◆ EXTRACTED INFORMATION ◆
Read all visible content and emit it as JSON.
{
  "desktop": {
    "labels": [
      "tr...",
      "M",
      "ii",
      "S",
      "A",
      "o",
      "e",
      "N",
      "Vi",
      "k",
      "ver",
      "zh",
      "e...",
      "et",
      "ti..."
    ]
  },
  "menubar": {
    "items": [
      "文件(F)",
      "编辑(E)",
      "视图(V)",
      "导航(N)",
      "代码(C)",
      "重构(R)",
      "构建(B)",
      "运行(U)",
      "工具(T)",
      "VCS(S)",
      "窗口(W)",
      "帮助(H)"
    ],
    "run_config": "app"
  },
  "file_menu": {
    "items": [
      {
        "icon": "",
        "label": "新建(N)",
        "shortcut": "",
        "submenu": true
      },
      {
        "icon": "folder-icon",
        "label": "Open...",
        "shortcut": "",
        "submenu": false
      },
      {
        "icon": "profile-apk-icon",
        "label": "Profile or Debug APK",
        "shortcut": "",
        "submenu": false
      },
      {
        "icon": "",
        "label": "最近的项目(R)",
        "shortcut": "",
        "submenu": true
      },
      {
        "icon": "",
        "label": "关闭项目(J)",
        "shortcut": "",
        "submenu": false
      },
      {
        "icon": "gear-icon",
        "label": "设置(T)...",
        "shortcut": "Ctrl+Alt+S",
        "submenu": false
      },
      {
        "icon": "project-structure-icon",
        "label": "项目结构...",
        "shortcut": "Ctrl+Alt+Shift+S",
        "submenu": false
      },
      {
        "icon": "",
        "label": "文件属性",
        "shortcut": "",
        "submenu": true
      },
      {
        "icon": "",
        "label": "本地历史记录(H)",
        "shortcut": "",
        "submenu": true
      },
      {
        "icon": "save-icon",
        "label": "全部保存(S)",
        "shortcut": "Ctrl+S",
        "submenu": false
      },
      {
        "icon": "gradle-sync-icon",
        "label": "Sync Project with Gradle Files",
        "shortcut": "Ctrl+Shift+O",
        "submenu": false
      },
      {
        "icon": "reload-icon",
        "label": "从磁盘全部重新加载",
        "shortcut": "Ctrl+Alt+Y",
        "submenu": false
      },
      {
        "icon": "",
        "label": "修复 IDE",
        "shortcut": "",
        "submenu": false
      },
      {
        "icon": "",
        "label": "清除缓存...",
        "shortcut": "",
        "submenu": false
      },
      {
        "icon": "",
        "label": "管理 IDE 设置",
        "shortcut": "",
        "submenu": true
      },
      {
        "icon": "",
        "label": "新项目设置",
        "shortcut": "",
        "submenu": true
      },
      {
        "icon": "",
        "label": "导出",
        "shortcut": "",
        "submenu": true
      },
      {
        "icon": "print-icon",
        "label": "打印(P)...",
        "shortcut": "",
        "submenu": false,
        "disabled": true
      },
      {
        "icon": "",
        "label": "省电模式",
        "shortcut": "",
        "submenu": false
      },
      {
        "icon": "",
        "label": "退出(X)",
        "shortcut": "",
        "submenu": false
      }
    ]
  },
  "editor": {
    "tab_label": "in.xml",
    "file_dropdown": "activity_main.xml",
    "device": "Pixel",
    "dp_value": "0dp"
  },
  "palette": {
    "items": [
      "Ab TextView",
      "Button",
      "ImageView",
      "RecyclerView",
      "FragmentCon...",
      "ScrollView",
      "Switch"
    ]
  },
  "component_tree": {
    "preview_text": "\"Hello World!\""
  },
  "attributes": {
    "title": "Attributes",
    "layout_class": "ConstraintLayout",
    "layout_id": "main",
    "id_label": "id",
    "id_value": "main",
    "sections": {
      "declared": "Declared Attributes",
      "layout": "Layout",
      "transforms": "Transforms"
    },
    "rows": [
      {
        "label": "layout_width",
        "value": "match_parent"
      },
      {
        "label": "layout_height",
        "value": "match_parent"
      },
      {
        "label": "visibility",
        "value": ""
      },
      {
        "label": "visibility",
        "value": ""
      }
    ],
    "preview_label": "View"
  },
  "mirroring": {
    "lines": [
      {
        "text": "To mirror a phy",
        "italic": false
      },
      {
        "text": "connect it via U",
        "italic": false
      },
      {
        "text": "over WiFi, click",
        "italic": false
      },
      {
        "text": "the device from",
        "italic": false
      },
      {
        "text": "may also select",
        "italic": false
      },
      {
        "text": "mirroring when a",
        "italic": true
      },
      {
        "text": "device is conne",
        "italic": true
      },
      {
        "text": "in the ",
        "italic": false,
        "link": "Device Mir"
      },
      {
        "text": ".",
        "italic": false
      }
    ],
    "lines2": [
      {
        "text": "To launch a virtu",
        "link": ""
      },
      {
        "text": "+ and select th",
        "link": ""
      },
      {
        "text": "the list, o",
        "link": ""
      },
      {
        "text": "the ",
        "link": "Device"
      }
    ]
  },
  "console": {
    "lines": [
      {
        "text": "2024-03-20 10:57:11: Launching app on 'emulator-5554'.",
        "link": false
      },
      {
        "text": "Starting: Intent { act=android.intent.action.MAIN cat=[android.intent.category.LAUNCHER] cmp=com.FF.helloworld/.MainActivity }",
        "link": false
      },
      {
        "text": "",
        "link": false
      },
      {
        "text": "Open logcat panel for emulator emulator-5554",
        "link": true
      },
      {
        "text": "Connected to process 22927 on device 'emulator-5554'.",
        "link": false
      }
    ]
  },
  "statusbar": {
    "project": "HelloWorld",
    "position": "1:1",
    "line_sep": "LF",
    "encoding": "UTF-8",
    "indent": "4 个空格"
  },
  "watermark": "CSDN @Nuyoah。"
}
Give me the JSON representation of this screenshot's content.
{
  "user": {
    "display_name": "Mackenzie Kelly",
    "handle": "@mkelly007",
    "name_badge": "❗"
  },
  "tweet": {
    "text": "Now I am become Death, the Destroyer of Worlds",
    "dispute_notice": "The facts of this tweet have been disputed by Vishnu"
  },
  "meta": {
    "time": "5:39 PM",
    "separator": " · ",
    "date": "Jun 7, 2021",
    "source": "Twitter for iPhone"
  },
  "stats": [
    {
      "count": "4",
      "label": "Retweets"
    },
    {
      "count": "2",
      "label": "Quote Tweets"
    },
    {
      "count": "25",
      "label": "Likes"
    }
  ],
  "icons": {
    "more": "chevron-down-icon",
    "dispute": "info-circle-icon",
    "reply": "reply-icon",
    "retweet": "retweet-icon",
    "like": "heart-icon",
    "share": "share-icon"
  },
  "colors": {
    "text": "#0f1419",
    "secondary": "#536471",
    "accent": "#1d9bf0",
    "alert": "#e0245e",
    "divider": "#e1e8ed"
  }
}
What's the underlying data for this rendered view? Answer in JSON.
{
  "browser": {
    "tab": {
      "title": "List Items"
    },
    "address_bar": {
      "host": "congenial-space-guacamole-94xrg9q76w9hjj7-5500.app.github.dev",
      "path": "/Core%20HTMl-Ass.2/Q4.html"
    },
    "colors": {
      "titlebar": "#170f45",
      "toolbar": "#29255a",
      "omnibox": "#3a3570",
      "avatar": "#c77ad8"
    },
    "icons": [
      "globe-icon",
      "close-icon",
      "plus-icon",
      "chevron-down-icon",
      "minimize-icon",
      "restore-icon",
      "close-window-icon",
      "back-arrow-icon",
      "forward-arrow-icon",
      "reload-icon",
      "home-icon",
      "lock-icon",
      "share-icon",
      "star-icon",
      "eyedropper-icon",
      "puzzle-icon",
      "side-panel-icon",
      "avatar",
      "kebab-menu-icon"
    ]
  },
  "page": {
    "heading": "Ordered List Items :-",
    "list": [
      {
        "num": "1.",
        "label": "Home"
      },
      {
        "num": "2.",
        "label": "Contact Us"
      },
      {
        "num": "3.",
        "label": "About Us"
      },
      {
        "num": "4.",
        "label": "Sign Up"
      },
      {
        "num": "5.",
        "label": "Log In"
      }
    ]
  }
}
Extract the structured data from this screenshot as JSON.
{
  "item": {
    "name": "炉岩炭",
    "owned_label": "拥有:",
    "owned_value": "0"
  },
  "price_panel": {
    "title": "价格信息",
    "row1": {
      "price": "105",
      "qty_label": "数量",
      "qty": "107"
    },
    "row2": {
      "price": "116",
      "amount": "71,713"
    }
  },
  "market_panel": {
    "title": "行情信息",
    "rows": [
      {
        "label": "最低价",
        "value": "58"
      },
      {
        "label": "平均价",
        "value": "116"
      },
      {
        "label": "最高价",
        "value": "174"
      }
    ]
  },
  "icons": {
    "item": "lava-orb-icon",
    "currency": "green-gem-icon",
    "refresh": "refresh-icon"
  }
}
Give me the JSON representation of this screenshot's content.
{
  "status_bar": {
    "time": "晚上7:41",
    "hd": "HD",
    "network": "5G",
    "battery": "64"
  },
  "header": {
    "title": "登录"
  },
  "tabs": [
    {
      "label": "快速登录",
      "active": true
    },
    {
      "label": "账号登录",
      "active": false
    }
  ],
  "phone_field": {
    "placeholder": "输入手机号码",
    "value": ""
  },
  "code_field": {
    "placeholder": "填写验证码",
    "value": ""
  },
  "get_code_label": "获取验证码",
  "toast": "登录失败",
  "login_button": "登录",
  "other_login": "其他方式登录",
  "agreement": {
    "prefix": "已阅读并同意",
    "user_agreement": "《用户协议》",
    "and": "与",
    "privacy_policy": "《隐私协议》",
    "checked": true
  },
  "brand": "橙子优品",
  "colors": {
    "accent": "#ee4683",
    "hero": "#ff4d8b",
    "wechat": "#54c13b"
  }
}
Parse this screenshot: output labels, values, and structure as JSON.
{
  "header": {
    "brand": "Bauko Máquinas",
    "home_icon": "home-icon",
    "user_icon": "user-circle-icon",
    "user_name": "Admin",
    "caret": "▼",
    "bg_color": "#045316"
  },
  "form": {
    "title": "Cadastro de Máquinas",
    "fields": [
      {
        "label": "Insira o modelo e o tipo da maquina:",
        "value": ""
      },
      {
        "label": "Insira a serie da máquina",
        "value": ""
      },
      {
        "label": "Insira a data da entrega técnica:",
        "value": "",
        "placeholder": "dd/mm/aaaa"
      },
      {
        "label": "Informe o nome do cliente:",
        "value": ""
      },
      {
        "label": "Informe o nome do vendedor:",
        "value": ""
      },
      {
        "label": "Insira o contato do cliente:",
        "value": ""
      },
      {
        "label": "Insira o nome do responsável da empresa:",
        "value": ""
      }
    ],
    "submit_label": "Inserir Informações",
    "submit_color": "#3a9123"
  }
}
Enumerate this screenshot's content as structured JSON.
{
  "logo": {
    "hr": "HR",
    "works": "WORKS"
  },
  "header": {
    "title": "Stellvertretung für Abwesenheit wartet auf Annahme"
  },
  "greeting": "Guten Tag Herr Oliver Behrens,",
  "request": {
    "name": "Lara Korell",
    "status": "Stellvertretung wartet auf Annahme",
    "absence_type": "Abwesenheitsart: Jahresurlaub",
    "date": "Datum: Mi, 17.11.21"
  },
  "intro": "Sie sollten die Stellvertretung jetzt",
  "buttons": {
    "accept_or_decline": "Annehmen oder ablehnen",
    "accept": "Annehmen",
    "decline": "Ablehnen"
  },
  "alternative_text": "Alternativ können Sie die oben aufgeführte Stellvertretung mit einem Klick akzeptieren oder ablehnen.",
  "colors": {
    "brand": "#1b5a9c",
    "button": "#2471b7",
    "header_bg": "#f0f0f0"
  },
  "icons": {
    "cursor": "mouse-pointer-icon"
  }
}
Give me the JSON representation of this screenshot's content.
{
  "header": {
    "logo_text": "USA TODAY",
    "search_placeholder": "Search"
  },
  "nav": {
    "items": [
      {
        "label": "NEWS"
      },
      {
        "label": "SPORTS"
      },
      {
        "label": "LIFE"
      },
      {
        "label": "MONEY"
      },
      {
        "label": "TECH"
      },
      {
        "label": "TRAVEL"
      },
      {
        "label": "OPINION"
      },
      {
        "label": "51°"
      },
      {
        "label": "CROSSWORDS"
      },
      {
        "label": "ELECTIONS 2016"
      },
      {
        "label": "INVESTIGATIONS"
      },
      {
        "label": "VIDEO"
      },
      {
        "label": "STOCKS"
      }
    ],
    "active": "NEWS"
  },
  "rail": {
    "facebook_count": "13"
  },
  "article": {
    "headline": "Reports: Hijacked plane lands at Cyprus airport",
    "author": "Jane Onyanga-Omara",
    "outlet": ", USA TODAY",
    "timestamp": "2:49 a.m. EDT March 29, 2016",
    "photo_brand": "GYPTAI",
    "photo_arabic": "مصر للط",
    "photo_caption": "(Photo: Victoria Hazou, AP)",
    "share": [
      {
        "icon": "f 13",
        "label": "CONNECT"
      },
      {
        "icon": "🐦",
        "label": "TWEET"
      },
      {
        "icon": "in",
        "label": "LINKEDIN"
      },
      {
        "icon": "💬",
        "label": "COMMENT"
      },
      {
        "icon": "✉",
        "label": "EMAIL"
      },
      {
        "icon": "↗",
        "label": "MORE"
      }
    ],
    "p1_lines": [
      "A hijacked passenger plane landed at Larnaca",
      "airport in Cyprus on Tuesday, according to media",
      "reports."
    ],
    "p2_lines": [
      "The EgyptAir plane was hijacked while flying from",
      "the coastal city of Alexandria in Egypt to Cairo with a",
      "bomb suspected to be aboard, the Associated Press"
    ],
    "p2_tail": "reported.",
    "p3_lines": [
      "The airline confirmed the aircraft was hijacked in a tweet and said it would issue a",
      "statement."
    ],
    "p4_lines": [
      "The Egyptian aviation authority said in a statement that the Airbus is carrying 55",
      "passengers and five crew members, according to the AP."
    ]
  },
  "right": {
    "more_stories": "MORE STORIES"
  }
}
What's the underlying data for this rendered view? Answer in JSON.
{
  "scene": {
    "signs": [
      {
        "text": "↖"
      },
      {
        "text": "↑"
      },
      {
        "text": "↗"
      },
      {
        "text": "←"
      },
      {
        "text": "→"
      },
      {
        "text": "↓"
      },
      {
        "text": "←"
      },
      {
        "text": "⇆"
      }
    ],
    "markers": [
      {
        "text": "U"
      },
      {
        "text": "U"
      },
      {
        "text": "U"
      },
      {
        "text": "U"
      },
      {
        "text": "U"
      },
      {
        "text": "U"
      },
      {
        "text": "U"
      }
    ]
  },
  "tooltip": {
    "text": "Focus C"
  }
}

◆ PROBLEM STATEMENT ◆
What is the number of lines above that contain the string "labels"? Answer with the number alone.

◆ FINISHED TASK ◆
2